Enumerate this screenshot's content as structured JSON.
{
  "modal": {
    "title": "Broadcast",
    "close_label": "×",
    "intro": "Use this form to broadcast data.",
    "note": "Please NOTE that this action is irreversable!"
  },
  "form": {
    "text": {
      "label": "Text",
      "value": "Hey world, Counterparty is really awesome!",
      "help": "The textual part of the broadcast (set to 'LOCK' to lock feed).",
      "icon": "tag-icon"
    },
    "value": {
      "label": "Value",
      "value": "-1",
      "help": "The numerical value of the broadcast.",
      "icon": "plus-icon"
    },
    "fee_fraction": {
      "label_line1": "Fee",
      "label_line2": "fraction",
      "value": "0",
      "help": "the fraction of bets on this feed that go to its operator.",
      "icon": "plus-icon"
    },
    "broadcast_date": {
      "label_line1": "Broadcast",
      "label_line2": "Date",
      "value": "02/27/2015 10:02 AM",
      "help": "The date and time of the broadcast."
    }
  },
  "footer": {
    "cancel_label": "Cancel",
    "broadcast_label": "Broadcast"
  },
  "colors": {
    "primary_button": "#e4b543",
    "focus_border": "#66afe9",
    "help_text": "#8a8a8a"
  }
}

Description of the task
All of the lines above need to be given again exactly.

Answer in full
Enumerate this screenshot's content as structured JSON.
{
  "modal": {
    "title": "Broadcast",
    "close_label": "×",
    "intro": "Use this form to broadcast data.",
    "note": "Please NOTE that this action is irreversable!"
  },
  "form": {
    "text": {
      "label": "Text",
      "value": "Hey world, Counterparty is really awesome!",
      "help": "The textual part of the broadcast (set to 'LOCK' to lock feed).",
      "icon": "tag-icon"
    },
    "value": {
      "label": "Value",
      "value": "-1",
      "help": "The numerical value of the broadcast.",
      "icon": "plus-icon"
    },
    "fee_fraction": {
      "label_line1": "Fee",
      "label_line2": "fraction",
      "value": "0",
      "help": "the fraction of bets on this feed that go to its operator.",
      "icon": "plus-icon"
    },
    "broadcast_date": {
      "label_line1": "Broadcast",
      "label_line2": "Date",
      "value": "02/27/2015 10:02 AM",
      "help": "The date and time of the broadcast."
    }
  },
  "footer": {
    "cancel_label": "Cancel",
    "broadcast_label": "Broadcast"
  },
  "colors": {
    "primary_button": "#e4b543",
    "focus_border": "#66afe9",
    "help_text": "#8a8a8a"
  }
}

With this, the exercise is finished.